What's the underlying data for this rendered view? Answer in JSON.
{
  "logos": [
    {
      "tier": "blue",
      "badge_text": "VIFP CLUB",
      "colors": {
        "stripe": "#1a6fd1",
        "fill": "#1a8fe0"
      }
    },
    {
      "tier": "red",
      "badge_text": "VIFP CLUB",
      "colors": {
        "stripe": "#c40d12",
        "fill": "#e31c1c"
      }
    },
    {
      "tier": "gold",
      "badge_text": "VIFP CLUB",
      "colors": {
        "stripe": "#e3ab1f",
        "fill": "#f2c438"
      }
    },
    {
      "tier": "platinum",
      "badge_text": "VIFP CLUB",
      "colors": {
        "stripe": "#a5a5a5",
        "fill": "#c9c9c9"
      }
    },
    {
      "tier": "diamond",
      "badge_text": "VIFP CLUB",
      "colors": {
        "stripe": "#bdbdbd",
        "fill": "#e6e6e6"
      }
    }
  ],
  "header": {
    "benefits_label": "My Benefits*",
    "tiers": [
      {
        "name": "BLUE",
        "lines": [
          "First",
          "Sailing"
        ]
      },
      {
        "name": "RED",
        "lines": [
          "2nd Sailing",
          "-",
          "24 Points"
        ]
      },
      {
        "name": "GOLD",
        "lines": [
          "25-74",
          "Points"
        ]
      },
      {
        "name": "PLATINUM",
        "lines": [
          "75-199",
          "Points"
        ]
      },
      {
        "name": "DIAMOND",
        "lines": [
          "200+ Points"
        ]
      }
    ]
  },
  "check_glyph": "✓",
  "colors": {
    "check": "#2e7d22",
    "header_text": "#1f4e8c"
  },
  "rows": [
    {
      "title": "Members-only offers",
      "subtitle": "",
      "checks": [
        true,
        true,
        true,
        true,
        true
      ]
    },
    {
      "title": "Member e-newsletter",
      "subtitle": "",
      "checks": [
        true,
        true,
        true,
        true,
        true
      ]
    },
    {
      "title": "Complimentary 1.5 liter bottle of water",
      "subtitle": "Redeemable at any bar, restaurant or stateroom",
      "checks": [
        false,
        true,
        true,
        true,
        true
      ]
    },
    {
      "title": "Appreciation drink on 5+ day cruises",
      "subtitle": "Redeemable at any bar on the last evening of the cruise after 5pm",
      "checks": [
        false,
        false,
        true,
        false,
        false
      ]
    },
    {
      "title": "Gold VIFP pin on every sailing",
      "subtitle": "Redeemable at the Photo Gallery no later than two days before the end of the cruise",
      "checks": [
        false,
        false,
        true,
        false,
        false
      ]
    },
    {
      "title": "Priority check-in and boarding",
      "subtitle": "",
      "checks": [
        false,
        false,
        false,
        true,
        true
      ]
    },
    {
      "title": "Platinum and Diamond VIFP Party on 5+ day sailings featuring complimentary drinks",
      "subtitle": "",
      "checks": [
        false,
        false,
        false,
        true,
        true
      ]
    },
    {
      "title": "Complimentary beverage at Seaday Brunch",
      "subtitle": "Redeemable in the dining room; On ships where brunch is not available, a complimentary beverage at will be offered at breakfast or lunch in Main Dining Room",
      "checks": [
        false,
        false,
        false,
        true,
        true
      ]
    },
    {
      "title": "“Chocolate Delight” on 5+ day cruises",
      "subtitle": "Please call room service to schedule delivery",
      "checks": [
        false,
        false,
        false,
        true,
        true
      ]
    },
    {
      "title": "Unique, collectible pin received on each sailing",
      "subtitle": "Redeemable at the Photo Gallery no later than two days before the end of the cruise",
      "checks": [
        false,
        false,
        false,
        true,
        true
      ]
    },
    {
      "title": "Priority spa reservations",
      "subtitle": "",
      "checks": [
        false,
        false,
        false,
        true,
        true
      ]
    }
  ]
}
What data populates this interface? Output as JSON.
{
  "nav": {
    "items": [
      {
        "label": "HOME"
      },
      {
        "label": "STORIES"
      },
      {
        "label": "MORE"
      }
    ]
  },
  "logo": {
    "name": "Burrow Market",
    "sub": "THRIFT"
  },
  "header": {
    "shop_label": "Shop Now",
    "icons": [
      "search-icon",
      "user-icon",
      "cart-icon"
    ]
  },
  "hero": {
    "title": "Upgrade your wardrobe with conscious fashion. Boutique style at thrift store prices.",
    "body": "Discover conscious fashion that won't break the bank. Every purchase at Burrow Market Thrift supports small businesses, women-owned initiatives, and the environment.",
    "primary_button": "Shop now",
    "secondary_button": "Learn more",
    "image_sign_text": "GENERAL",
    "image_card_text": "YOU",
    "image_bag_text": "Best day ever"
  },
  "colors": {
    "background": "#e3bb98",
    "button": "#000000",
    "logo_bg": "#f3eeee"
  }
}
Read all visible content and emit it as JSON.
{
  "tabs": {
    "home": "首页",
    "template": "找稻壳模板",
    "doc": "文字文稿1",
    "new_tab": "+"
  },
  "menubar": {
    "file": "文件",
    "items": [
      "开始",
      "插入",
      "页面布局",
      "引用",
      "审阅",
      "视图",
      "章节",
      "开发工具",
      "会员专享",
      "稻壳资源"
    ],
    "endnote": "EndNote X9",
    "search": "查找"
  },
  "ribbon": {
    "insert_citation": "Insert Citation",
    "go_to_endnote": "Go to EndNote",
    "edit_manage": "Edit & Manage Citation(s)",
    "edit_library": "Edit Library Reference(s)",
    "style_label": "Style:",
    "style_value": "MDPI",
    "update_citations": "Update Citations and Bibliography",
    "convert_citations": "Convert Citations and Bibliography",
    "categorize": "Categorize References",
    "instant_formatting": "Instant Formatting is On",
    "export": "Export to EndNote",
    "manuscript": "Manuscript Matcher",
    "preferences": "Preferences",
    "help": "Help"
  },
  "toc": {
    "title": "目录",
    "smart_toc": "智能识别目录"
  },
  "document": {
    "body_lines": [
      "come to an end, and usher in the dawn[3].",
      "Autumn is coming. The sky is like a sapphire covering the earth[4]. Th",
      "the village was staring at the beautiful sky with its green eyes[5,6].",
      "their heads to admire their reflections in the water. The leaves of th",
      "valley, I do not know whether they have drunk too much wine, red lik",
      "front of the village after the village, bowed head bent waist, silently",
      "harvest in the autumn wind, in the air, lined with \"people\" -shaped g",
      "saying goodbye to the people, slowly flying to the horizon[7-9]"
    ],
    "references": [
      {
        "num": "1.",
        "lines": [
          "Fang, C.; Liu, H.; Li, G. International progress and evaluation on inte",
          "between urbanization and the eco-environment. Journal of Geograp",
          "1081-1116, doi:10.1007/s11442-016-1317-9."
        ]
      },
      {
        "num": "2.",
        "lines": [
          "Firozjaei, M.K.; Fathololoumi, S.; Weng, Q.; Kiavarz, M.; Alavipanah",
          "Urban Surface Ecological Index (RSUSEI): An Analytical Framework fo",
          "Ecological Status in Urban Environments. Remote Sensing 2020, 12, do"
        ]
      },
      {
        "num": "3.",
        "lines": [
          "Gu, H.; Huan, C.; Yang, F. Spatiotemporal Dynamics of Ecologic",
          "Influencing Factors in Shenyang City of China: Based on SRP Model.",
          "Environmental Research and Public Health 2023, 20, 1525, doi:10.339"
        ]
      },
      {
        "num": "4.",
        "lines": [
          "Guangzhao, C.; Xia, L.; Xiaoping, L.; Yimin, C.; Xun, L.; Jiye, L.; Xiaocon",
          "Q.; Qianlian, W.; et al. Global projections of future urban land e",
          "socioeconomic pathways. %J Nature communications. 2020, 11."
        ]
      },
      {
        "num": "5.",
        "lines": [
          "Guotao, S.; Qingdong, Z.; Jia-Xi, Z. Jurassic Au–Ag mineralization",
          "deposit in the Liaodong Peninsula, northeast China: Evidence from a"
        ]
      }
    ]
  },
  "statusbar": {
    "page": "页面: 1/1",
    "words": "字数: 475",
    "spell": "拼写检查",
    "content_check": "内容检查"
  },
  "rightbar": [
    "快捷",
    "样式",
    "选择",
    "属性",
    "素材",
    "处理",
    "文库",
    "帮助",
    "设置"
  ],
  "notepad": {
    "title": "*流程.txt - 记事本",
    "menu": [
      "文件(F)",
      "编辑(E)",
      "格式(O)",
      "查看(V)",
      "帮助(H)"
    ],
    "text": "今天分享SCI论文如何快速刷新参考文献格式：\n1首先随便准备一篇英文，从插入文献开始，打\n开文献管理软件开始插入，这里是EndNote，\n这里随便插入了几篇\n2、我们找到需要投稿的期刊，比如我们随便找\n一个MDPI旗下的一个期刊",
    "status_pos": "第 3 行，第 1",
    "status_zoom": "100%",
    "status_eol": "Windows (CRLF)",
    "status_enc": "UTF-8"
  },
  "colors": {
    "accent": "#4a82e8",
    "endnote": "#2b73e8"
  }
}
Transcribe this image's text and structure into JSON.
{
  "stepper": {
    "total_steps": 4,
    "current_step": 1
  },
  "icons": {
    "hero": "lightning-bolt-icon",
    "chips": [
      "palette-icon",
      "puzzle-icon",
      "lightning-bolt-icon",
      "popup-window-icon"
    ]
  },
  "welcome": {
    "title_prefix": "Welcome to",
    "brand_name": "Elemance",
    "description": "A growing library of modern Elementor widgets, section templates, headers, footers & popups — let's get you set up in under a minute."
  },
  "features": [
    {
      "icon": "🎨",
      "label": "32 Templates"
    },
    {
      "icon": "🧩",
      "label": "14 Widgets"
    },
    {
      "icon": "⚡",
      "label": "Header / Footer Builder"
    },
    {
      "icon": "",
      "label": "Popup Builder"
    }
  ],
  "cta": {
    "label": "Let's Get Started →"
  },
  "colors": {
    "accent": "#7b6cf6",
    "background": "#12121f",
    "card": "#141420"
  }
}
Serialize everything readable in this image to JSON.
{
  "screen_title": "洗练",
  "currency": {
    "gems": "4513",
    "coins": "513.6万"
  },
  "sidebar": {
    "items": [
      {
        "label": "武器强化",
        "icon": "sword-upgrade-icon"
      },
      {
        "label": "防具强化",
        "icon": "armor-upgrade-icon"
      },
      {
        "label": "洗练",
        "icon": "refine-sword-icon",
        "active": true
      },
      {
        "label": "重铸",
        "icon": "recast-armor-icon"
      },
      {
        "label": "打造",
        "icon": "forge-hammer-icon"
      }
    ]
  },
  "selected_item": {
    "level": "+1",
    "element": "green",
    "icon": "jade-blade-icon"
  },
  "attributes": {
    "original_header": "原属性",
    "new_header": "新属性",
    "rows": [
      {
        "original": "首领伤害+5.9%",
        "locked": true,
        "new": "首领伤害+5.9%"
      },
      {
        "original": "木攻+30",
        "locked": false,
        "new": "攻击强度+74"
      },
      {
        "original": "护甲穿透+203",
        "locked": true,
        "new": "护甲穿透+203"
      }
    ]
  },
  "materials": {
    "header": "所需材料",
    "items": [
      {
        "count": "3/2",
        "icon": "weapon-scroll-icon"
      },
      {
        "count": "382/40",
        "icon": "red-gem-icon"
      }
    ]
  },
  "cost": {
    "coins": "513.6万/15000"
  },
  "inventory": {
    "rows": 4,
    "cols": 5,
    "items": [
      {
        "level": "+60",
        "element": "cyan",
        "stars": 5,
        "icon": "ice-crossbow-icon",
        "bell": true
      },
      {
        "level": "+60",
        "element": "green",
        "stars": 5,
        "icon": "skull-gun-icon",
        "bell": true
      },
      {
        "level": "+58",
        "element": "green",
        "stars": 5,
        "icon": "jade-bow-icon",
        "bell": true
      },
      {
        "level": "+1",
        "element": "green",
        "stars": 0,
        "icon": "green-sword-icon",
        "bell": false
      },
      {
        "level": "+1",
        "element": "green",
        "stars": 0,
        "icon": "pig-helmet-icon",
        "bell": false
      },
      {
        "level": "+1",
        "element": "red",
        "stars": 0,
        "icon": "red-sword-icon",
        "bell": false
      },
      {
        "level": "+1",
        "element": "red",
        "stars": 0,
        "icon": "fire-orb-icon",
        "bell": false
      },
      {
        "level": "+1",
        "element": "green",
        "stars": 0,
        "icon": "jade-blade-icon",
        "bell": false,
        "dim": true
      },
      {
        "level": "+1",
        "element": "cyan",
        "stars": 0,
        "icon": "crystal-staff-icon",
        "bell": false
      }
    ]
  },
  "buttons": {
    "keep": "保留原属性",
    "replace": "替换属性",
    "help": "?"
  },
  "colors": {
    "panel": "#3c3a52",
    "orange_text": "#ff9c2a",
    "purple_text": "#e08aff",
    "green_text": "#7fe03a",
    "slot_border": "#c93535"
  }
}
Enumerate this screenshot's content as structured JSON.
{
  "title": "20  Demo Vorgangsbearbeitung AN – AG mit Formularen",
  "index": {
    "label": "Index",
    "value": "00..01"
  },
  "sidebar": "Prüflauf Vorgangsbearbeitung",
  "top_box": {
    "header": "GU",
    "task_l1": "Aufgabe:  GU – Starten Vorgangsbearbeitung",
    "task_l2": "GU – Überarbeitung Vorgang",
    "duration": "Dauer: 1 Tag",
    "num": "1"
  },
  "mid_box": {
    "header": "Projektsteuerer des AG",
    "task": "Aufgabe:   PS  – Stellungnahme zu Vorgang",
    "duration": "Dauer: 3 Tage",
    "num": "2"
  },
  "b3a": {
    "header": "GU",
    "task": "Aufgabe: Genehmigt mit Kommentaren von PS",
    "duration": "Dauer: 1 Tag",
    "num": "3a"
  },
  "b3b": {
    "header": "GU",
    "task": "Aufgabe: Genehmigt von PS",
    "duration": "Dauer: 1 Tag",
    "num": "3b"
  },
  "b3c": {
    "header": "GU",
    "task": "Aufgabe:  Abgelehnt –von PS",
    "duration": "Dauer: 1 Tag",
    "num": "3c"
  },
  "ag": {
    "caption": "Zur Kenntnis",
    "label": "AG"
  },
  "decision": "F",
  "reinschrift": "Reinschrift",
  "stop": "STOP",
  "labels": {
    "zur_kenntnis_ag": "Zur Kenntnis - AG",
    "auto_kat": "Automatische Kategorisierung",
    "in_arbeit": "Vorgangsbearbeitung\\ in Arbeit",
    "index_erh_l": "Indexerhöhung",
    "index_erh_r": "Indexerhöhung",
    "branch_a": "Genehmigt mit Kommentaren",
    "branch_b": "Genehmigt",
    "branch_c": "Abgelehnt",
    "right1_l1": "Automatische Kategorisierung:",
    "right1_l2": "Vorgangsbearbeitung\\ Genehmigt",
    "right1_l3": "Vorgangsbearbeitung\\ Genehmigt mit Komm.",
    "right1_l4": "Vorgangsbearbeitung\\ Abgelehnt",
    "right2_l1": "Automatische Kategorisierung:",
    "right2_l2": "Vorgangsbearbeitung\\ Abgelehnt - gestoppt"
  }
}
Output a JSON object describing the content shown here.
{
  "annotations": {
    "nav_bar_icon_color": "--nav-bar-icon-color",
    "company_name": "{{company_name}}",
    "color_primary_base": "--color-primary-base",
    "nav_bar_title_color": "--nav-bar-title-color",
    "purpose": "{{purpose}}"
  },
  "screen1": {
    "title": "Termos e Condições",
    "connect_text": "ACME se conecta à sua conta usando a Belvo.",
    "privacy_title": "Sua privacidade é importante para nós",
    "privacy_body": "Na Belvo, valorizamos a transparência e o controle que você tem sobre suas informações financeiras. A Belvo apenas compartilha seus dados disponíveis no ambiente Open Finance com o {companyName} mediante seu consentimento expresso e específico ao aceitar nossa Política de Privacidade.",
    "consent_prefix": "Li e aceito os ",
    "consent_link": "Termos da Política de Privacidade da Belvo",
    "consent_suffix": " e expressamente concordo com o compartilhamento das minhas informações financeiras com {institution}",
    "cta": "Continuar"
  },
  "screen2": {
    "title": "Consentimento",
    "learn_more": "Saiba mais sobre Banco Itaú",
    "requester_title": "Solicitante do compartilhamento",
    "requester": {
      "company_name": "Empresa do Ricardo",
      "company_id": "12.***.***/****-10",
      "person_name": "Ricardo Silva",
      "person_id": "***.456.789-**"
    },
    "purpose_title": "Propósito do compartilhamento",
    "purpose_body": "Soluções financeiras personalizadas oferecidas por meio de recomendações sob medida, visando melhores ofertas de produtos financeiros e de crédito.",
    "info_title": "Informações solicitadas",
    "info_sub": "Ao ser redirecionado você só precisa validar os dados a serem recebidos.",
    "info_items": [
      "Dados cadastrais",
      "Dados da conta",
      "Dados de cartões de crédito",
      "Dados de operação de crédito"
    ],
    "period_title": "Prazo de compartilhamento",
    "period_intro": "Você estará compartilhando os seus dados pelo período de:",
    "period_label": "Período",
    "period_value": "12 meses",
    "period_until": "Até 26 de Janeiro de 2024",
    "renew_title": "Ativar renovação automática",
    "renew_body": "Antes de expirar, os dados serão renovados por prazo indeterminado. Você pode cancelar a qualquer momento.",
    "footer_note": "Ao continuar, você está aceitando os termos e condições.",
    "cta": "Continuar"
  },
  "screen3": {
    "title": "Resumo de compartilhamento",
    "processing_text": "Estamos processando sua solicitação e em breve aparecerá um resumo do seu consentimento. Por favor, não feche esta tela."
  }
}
-*-*-
#### Stated task
Extract, from the material above, each line holding the word "background".

#### Exercise response
    "background": "#e3bb98",
    "background": "#12121f",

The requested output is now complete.